» **DIRECTION**
Look for the string "ylabel" and copy every line that has it.
───── RAW DATA ─────
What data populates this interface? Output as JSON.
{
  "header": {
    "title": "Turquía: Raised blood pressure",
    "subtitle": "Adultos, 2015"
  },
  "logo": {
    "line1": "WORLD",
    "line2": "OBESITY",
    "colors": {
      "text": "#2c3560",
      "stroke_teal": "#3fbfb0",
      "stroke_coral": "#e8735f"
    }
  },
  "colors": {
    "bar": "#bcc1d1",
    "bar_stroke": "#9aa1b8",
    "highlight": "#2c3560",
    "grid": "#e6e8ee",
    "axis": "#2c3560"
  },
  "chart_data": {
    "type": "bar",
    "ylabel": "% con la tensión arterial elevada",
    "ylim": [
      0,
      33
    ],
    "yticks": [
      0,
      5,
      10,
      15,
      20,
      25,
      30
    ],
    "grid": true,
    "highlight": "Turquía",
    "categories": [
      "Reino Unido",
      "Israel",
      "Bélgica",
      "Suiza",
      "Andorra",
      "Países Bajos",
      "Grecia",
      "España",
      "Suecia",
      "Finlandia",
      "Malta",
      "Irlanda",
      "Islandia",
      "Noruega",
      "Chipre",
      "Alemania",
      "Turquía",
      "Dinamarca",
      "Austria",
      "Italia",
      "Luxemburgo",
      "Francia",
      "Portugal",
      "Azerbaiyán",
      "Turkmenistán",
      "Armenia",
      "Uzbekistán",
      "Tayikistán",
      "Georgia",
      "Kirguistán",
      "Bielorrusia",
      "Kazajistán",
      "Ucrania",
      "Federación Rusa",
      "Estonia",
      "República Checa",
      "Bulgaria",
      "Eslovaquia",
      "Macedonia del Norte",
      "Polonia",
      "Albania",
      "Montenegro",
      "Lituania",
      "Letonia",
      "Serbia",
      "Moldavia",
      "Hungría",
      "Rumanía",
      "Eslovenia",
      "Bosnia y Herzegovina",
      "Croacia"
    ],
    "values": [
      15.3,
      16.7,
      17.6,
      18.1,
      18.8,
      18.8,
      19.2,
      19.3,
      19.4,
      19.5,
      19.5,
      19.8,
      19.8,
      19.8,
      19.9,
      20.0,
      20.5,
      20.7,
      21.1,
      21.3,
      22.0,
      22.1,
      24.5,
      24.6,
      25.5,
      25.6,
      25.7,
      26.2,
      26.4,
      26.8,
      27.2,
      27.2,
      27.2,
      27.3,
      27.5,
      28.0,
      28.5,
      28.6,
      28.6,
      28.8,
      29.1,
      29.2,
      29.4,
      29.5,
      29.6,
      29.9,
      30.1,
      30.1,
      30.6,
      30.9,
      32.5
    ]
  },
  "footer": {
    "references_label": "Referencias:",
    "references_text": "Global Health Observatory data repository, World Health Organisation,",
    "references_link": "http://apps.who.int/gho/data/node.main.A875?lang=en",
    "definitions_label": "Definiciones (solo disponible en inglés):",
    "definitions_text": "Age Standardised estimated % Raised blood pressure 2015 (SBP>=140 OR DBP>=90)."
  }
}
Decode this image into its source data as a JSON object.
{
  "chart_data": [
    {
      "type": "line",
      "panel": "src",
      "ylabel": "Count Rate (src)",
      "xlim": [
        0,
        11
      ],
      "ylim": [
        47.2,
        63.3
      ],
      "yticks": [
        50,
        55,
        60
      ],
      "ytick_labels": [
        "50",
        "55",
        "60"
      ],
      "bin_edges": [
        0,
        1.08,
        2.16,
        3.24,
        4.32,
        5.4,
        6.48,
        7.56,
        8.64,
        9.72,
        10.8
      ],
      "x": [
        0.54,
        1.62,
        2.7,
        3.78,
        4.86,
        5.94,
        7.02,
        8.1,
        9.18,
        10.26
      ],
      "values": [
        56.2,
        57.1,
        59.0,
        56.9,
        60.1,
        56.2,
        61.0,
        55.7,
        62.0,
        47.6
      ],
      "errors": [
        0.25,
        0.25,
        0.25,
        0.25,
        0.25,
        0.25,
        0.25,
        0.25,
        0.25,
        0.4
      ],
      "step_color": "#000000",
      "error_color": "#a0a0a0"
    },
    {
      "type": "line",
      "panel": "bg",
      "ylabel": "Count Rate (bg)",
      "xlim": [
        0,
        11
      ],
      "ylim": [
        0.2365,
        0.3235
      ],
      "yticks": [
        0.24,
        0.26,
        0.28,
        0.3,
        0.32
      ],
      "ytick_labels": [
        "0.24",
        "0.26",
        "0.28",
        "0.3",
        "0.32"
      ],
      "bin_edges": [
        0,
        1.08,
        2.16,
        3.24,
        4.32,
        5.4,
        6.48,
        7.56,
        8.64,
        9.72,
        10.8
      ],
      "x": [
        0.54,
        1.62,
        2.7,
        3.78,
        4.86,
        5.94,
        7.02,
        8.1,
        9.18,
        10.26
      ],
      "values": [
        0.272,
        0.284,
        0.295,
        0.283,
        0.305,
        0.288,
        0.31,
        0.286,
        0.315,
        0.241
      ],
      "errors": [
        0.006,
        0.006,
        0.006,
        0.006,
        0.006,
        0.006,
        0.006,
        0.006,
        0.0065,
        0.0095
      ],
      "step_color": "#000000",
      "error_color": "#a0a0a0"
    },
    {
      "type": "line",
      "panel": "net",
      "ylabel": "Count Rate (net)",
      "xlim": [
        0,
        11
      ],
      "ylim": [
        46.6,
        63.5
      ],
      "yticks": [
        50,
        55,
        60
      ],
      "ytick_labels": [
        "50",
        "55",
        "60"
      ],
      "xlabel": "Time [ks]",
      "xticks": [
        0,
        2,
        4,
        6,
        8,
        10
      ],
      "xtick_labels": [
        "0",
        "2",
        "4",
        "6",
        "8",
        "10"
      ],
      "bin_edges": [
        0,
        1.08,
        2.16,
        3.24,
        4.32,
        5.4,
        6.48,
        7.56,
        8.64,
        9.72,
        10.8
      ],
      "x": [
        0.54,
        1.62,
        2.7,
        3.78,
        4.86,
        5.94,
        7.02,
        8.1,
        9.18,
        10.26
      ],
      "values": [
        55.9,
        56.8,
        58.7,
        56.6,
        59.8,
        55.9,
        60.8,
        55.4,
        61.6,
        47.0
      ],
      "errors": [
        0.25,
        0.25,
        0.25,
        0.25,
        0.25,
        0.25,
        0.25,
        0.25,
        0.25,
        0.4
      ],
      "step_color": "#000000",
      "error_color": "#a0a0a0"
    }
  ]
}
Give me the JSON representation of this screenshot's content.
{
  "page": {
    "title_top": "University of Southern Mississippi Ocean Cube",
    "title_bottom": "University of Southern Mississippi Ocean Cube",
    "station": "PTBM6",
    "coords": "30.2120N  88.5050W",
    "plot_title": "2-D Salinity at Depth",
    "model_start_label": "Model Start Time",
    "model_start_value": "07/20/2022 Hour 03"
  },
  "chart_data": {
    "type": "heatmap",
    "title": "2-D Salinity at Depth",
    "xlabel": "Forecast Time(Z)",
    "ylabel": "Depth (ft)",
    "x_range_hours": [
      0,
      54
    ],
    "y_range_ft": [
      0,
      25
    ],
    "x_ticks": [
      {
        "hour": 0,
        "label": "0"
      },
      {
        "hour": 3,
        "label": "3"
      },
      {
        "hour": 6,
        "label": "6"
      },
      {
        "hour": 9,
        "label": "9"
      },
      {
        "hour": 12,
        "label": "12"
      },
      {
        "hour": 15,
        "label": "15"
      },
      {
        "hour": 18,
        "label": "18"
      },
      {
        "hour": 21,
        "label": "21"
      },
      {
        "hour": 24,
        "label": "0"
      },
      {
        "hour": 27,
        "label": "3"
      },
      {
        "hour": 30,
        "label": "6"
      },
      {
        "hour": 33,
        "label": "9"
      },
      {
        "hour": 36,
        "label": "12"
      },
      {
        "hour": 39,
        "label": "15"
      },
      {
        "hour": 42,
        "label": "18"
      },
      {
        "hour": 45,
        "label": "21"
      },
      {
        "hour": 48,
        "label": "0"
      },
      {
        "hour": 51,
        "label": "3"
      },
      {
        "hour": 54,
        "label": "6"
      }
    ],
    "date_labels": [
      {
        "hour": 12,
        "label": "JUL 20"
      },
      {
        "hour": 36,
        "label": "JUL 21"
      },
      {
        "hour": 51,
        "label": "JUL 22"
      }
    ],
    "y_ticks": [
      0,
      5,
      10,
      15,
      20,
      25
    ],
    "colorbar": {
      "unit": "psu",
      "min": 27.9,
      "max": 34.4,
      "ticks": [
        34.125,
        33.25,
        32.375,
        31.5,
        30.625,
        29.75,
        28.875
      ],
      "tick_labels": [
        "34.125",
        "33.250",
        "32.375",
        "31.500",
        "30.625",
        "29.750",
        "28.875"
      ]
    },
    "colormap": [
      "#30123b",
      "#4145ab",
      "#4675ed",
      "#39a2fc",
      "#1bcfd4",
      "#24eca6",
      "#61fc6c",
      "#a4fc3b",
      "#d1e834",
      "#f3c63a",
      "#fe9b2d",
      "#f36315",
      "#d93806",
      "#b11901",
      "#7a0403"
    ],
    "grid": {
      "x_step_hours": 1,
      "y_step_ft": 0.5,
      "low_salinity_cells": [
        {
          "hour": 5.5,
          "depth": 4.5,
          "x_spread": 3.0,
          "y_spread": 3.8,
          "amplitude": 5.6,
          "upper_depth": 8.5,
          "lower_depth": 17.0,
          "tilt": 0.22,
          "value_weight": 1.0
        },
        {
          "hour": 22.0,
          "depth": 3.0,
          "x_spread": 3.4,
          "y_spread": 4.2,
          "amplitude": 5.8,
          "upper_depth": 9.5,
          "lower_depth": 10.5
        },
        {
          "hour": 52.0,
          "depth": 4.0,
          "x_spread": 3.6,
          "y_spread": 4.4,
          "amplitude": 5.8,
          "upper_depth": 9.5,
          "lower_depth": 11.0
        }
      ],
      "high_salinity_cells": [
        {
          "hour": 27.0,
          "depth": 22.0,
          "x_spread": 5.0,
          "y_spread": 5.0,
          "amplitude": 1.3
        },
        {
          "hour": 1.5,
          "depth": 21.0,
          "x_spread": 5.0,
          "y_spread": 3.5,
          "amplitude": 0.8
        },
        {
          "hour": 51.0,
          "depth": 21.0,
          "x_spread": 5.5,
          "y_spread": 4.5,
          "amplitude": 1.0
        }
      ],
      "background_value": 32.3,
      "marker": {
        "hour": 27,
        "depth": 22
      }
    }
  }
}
─────
» **WRITTEN RESPONSE**
    "ylabel": "% con la tensión arterial elevada",
      "ylabel": "Count Rate (src)",
      "ylabel": "Count Rate (bg)",
      "ylabel": "Count Rate (net)",
    "ylabel": "Depth (ft)",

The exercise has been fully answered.